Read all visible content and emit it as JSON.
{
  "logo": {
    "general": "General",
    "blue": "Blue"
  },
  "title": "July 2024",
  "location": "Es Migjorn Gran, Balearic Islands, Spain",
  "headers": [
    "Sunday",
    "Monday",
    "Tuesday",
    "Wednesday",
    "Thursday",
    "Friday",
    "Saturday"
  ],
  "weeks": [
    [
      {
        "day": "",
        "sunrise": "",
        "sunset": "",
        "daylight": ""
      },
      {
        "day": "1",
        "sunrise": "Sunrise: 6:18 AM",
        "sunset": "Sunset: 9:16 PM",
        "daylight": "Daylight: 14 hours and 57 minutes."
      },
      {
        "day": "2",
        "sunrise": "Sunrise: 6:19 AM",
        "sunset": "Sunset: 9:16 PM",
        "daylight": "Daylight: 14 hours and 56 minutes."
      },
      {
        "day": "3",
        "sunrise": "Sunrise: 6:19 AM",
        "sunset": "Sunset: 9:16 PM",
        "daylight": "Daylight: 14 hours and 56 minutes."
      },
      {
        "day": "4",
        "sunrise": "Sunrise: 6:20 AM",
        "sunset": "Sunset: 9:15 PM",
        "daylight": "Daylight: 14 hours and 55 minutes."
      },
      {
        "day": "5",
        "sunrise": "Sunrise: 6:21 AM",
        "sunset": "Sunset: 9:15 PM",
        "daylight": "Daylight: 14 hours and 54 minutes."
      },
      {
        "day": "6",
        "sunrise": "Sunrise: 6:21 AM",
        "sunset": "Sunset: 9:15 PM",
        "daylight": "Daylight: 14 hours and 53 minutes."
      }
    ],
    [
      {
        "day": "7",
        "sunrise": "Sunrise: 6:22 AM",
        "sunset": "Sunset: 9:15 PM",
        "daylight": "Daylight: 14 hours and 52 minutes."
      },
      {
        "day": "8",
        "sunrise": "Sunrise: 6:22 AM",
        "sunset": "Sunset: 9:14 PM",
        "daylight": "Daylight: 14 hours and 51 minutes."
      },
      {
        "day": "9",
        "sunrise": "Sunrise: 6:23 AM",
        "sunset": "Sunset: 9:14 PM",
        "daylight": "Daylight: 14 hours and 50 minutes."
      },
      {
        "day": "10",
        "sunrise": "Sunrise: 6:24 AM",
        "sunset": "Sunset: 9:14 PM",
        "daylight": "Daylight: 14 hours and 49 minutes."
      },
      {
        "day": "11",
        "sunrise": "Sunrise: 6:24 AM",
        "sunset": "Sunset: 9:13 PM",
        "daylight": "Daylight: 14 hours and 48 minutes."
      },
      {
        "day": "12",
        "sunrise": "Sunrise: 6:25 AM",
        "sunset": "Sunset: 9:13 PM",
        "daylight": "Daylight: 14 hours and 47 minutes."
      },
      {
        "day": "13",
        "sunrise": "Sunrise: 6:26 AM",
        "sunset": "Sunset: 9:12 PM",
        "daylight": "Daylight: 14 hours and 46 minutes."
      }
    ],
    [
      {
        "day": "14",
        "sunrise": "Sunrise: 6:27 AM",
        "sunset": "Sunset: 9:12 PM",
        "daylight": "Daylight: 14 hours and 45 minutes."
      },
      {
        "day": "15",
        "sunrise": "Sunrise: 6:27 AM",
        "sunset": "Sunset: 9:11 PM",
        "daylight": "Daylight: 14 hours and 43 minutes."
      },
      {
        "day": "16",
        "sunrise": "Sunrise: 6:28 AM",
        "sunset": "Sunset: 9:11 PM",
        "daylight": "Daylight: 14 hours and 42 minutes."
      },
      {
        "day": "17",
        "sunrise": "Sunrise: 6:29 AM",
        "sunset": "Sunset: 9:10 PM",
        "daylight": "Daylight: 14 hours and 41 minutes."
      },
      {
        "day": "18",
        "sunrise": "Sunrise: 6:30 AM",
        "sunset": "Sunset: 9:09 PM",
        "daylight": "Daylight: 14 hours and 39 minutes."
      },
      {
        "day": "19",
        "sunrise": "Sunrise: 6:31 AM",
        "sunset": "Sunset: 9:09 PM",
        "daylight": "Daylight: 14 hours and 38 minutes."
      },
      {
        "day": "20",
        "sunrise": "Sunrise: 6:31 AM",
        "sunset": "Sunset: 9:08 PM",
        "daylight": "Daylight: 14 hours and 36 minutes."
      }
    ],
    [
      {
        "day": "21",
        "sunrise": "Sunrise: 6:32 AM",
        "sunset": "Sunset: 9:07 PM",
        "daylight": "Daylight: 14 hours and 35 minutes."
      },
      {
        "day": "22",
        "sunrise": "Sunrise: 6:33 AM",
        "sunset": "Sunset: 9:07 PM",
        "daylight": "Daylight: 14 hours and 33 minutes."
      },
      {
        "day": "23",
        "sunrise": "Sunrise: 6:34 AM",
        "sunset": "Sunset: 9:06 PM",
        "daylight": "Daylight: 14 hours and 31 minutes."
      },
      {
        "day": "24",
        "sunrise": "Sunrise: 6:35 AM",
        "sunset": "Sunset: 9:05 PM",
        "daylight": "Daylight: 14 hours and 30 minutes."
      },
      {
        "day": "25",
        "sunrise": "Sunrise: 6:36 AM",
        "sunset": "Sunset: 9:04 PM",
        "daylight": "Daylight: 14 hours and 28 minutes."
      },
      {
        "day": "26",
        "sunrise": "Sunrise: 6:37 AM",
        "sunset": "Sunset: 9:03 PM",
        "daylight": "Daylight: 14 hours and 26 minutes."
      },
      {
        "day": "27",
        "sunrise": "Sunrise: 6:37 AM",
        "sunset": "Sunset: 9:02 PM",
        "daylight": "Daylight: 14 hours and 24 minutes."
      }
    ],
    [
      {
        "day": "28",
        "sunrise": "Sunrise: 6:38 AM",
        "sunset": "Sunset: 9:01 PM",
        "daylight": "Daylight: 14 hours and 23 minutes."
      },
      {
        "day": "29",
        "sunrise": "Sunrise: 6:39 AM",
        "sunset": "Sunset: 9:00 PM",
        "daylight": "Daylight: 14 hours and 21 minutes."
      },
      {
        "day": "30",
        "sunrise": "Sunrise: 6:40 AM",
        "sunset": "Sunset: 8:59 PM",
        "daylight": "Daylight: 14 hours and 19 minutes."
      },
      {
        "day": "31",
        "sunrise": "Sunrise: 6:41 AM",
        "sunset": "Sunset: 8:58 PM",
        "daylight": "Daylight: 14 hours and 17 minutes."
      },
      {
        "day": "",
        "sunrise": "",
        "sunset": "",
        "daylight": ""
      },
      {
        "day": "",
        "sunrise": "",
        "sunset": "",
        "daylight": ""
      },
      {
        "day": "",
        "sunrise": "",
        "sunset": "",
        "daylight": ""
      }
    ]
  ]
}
● ● ● ● ●
— YOUR GOAL —
Each entry above needs to be retyped exactly.

— WRITTEN SOLUTION —
Read all visible content and emit it as JSON.
{
  "logo": {
    "general": "General",
    "blue": "Blue"
  },
  "title": "July 2024",
  "location": "Es Migjorn Gran, Balearic Islands, Spain",
  "headers": [
    "Sunday",
    "Monday",
    "Tuesday",
    "Wednesday",
    "Thursday",
    "Friday",
    "Saturday"
  ],
  "weeks": [
    [
      {
        "day": "",
        "sunrise": "",
        "sunset": "",
        "daylight": ""
      },
      {
        "day": "1",
        "sunrise": "Sunrise: 6:18 AM",
        "sunset": "Sunset: 9:16 PM",
        "daylight": "Daylight: 14 hours and 57 minutes."
      },
      {
        "day": "2",
        "sunrise": "Sunrise: 6:19 AM",
        "sunset": "Sunset: 9:16 PM",
        "daylight": "Daylight: 14 hours and 56 minutes."
      },
      {
        "day": "3",
        "sunrise": "Sunrise: 6:19 AM",
        "sunset": "Sunset: 9:16 PM",
        "daylight": "Daylight: 14 hours and 56 minutes."
      },
      {
        "day": "4",
        "sunrise": "Sunrise: 6:20 AM",
        "sunset": "Sunset: 9:15 PM",
        "daylight": "Daylight: 14 hours and 55 minutes."
      },
      {
        "day": "5",
        "sunrise": "Sunrise: 6:21 AM",
        "sunset": "Sunset: 9:15 PM",
        "daylight": "Daylight: 14 hours and 54 minutes."
      },
      {
        "day": "6",
        "sunrise": "Sunrise: 6:21 AM",
        "sunset": "Sunset: 9:15 PM",
        "daylight": "Daylight: 14 hours and 53 minutes."
      }
    ],
    [
      {
        "day": "7",
        "sunrise": "Sunrise: 6:22 AM",
        "sunset": "Sunset: 9:15 PM",
        "daylight": "Daylight: 14 hours and 52 minutes."
      },
      {
        "day": "8",
        "sunrise": "Sunrise: 6:22 AM",
        "sunset": "Sunset: 9:14 PM",
        "daylight": "Daylight: 14 hours and 51 minutes."
      },
      {
        "day": "9",
        "sunrise": "Sunrise: 6:23 AM",
        "sunset": "Sunset: 9:14 PM",
        "daylight": "Daylight: 14 hours and 50 minutes."
      },
      {
        "day": "10",
        "sunrise": "Sunrise: 6:24 AM",
        "sunset": "Sunset: 9:14 PM",
        "daylight": "Daylight: 14 hours and 49 minutes."
      },
      {
        "day": "11",
        "sunrise": "Sunrise: 6:24 AM",
        "sunset": "Sunset: 9:13 PM",
        "daylight": "Daylight: 14 hours and 48 minutes."
      },
      {
        "day": "12",
        "sunrise": "Sunrise: 6:25 AM",
        "sunset": "Sunset: 9:13 PM",
        "daylight": "Daylight: 14 hours and 47 minutes."
      },
      {
        "day": "13",
        "sunrise": "Sunrise: 6:26 AM",
        "sunset": "Sunset: 9:12 PM",
        "daylight": "Daylight: 14 hours and 46 minutes."
      }
    ],
    [
      {
        "day": "14",
        "sunrise": "Sunrise: 6:27 AM",
        "sunset": "Sunset: 9:12 PM",
        "daylight": "Daylight: 14 hours and 45 minutes."
      },
      {
        "day": "15",
        "sunrise": "Sunrise: 6:27 AM",
        "sunset": "Sunset: 9:11 PM",
        "daylight": "Daylight: 14 hours and 43 minutes."
      },
      {
        "day": "16",
        "sunrise": "Sunrise: 6:28 AM",
        "sunset": "Sunset: 9:11 PM",
        "daylight": "Daylight: 14 hours and 42 minutes."
      },
      {
        "day": "17",
        "sunrise": "Sunrise: 6:29 AM",
        "sunset": "Sunset: 9:10 PM",
        "daylight": "Daylight: 14 hours and 41 minutes."
      },
      {
        "day": "18",
        "sunrise": "Sunrise: 6:30 AM",
        "sunset": "Sunset: 9:09 PM",
        "daylight": "Daylight: 14 hours and 39 minutes."
      },
      {
        "day": "19",
        "sunrise": "Sunrise: 6:31 AM",
        "sunset": "Sunset: 9:09 PM",
        "daylight": "Daylight: 14 hours and 38 minutes."
      },
      {
        "day": "20",
        "sunrise": "Sunrise: 6:31 AM",
        "sunset": "Sunset: 9:08 PM",
        "daylight": "Daylight: 14 hours and 36 minutes."
      }
    ],
    [
      {
        "day": "21",
        "sunrise": "Sunrise: 6:32 AM",
        "sunset": "Sunset: 9:07 PM",
        "daylight": "Daylight: 14 hours and 35 minutes."
      },
      {
        "day": "22",
        "sunrise": "Sunrise: 6:33 AM",
        "sunset": "Sunset: 9:07 PM",
        "daylight": "Daylight: 14 hours and 33 minutes."
      },
      {
        "day": "23",
        "sunrise": "Sunrise: 6:34 AM",
        "sunset": "Sunset: 9:06 PM",
        "daylight": "Daylight: 14 hours and 31 minutes."
      },
      {
        "day": "24",
        "sunrise": "Sunrise: 6:35 AM",
        "sunset": "Sunset: 9:05 PM",
        "daylight": "Daylight: 14 hours and 30 minutes."
      },
      {
        "day": "25",
        "sunrise": "Sunrise: 6:36 AM",
        "sunset": "Sunset: 9:04 PM",
        "daylight": "Daylight: 14 hours and 28 minutes."
      },
      {
        "day": "26",
        "sunrise": "Sunrise: 6:37 AM",
        "sunset": "Sunset: 9:03 PM",
        "daylight": "Daylight: 14 hours and 26 minutes."
      },
      {
        "day": "27",
        "sunrise": "Sunrise: 6:37 AM",
        "sunset": "Sunset: 9:02 PM",
        "daylight": "Daylight: 14 hours and 24 minutes."
      }
    ],
    [
      {
        "day": "28",
        "sunrise": "Sunrise: 6:38 AM",
        "sunset": "Sunset: 9:01 PM",
        "daylight": "Daylight: 14 hours and 23 minutes."
      },
      {
        "day": "29",
        "sunrise": "Sunrise: 6:39 AM",
        "sunset": "Sunset: 9:00 PM",
        "daylight": "Daylight: 14 hours and 21 minutes."
      },
      {
        "day": "30",
        "sunrise": "Sunrise: 6:40 AM",
        "sunset": "Sunset: 8:59 PM",
        "daylight": "Daylight: 14 hours and 19 minutes."
      },
      {
        "day": "31",
        "sunrise": "Sunrise: 6:41 AM",
        "sunset": "Sunset: 8:58 PM",
        "daylight": "Daylight: 14 hours and 17 minutes."
      },
      {
        "day": "",
        "sunrise": "",
        "sunset": "",
        "daylight": ""
      },
      {
        "day": "",
        "sunrise": "",
        "sunset": "",
        "daylight": ""
      },
      {
        "day": "",
        "sunrise": "",
        "sunset": "",
        "daylight": ""
      }
    ]
  ]
}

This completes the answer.